▶ **Work to complete**
Filter the listing below, copying every line in which the word "when" appears.

── Data in this exercise ──

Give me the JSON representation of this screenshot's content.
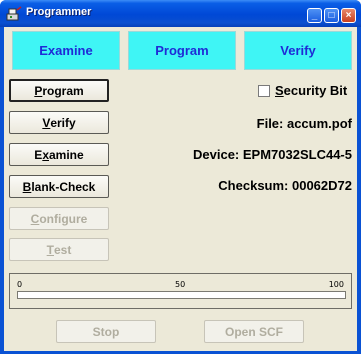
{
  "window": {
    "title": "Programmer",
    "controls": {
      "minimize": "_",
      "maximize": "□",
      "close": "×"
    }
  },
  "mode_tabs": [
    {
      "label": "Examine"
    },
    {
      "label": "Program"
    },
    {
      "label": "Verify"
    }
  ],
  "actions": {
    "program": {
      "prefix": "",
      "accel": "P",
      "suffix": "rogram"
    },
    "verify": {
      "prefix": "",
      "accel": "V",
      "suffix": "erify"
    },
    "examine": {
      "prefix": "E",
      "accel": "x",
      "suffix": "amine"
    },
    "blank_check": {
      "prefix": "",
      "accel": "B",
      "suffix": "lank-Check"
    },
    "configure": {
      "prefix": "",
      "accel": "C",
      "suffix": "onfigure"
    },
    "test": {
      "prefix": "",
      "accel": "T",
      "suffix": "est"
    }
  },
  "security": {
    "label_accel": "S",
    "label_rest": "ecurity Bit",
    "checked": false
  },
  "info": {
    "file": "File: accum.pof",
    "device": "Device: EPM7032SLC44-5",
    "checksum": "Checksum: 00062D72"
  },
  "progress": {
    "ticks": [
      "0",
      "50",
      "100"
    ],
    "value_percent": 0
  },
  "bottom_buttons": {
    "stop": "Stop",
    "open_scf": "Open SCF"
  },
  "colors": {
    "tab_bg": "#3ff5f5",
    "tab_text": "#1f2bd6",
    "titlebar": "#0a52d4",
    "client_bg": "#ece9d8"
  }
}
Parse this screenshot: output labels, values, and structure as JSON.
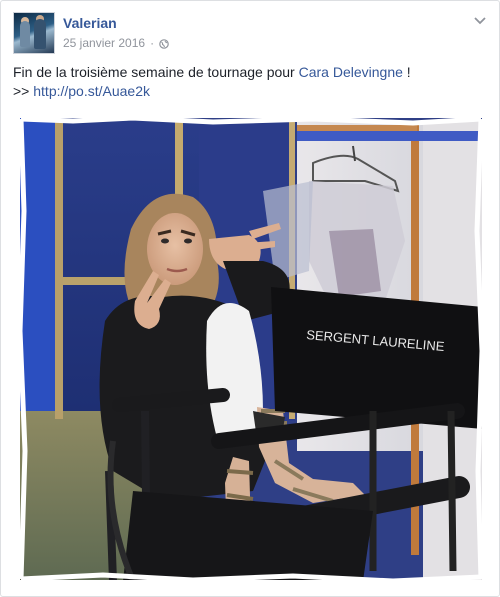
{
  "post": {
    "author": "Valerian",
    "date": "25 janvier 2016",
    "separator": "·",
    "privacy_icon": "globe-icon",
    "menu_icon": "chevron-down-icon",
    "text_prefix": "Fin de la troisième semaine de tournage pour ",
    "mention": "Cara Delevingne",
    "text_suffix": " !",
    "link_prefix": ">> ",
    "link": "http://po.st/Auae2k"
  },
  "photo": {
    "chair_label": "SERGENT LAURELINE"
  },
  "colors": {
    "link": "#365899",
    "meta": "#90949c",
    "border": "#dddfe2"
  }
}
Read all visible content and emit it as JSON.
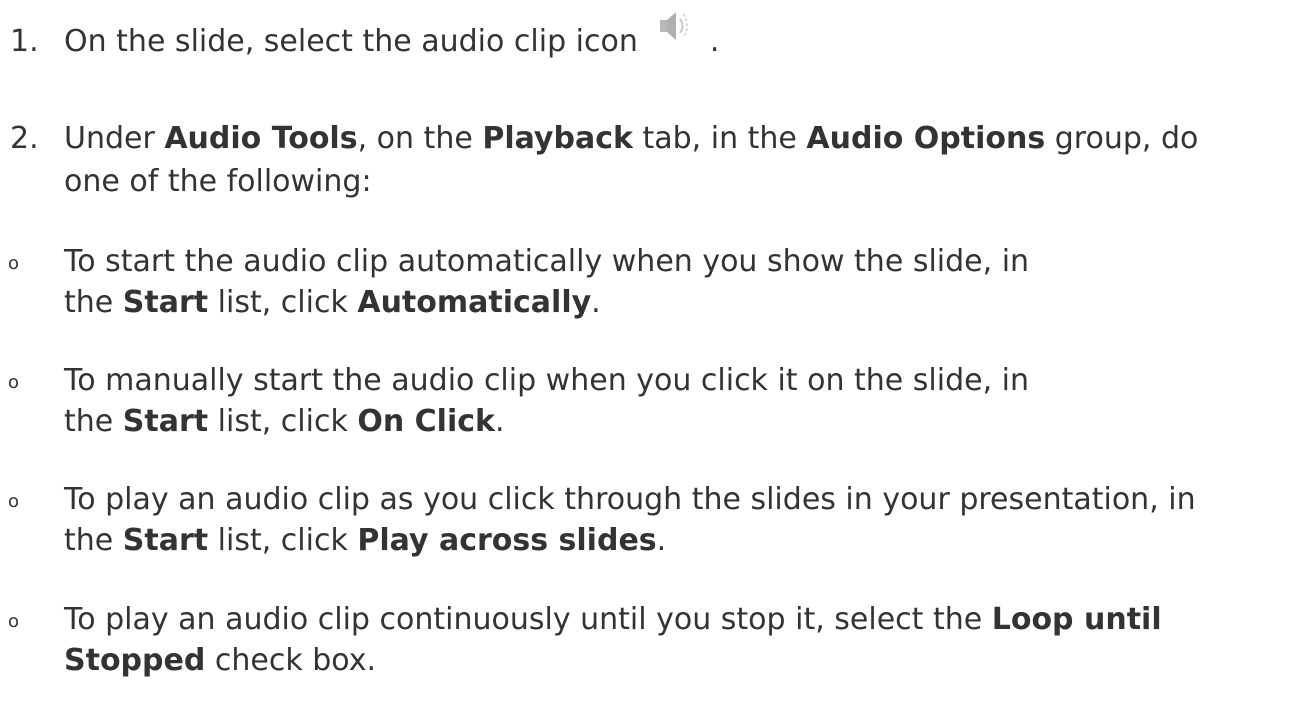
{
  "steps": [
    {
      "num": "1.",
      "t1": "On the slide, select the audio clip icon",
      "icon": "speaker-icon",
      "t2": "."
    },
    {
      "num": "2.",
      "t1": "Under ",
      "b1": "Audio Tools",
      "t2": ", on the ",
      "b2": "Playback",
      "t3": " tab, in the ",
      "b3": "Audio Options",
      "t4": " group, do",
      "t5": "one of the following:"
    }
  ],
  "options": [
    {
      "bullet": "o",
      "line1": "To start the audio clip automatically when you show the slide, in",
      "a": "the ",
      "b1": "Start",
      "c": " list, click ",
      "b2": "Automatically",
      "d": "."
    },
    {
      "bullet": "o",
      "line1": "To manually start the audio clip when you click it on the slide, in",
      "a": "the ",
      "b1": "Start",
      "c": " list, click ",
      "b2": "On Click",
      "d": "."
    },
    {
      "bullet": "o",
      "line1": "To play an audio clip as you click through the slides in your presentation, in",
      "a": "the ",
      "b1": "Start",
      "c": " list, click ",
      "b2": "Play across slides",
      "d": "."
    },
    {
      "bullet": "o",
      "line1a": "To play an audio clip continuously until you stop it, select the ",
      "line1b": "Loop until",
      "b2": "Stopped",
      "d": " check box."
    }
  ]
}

───

▶ **Worked answer**
      "line1": "To start the audio clip automatically when you show the slide, in",
      "line1": "To manually start the audio clip when you click it on the slide, in",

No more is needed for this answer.